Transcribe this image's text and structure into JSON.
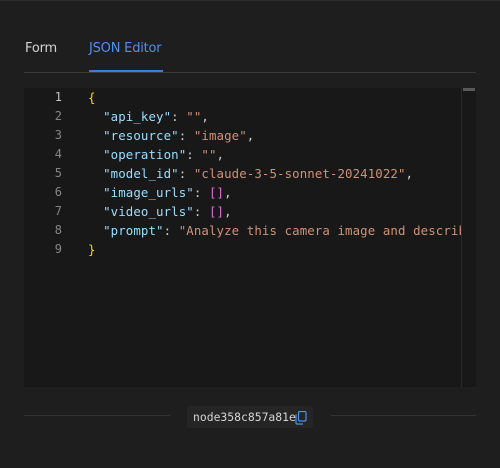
{
  "tabs": {
    "form_label": "Form",
    "json_label": "JSON Editor",
    "active": "JSON Editor"
  },
  "editor": {
    "active_line": 1,
    "line_numbers": [
      "1",
      "2",
      "3",
      "4",
      "5",
      "6",
      "7",
      "8",
      "9"
    ],
    "lines": [
      [
        {
          "t": "{",
          "c": "b1"
        }
      ],
      [
        {
          "t": "  ",
          "c": "p"
        },
        {
          "t": "\"api_key\"",
          "c": "k"
        },
        {
          "t": ": ",
          "c": "p"
        },
        {
          "t": "\"\"",
          "c": "s"
        },
        {
          "t": ",",
          "c": "p"
        }
      ],
      [
        {
          "t": "  ",
          "c": "p"
        },
        {
          "t": "\"resource\"",
          "c": "k"
        },
        {
          "t": ": ",
          "c": "p"
        },
        {
          "t": "\"image\"",
          "c": "s"
        },
        {
          "t": ",",
          "c": "p"
        }
      ],
      [
        {
          "t": "  ",
          "c": "p"
        },
        {
          "t": "\"operation\"",
          "c": "k"
        },
        {
          "t": ": ",
          "c": "p"
        },
        {
          "t": "\"\"",
          "c": "s"
        },
        {
          "t": ",",
          "c": "p"
        }
      ],
      [
        {
          "t": "  ",
          "c": "p"
        },
        {
          "t": "\"model_id\"",
          "c": "k"
        },
        {
          "t": ": ",
          "c": "p"
        },
        {
          "t": "\"claude-3-5-sonnet-20241022\"",
          "c": "s"
        },
        {
          "t": ",",
          "c": "p"
        }
      ],
      [
        {
          "t": "  ",
          "c": "p"
        },
        {
          "t": "\"image_urls\"",
          "c": "k"
        },
        {
          "t": ": ",
          "c": "p"
        },
        {
          "t": "[]",
          "c": "b2"
        },
        {
          "t": ",",
          "c": "p"
        }
      ],
      [
        {
          "t": "  ",
          "c": "p"
        },
        {
          "t": "\"video_urls\"",
          "c": "k"
        },
        {
          "t": ": ",
          "c": "p"
        },
        {
          "t": "[]",
          "c": "b2"
        },
        {
          "t": ",",
          "c": "p"
        }
      ],
      [
        {
          "t": "  ",
          "c": "p"
        },
        {
          "t": "\"prompt\"",
          "c": "k"
        },
        {
          "t": ": ",
          "c": "p"
        },
        {
          "t": "\"Analyze this camera image and describ",
          "c": "s"
        }
      ],
      [
        {
          "t": "}",
          "c": "b1"
        }
      ]
    ]
  },
  "footer": {
    "node_id": "node358c857a81e",
    "copy_icon": "copy-icon"
  },
  "colors": {
    "background": "#1e1e1e",
    "editor_background": "#181818",
    "accent": "#3d7be0",
    "json_key": "#9cdcfe",
    "json_string": "#ce9178",
    "bracket_outer": "#ffd700",
    "bracket_array": "#da70d6"
  }
}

::::

**Your objective:** Keep only the lines that hold the string "this", and copy them out.

**Task answer:**
Transcribe this image's text and structure into JSON.
          "t": "\"Analyze this camera image and describ",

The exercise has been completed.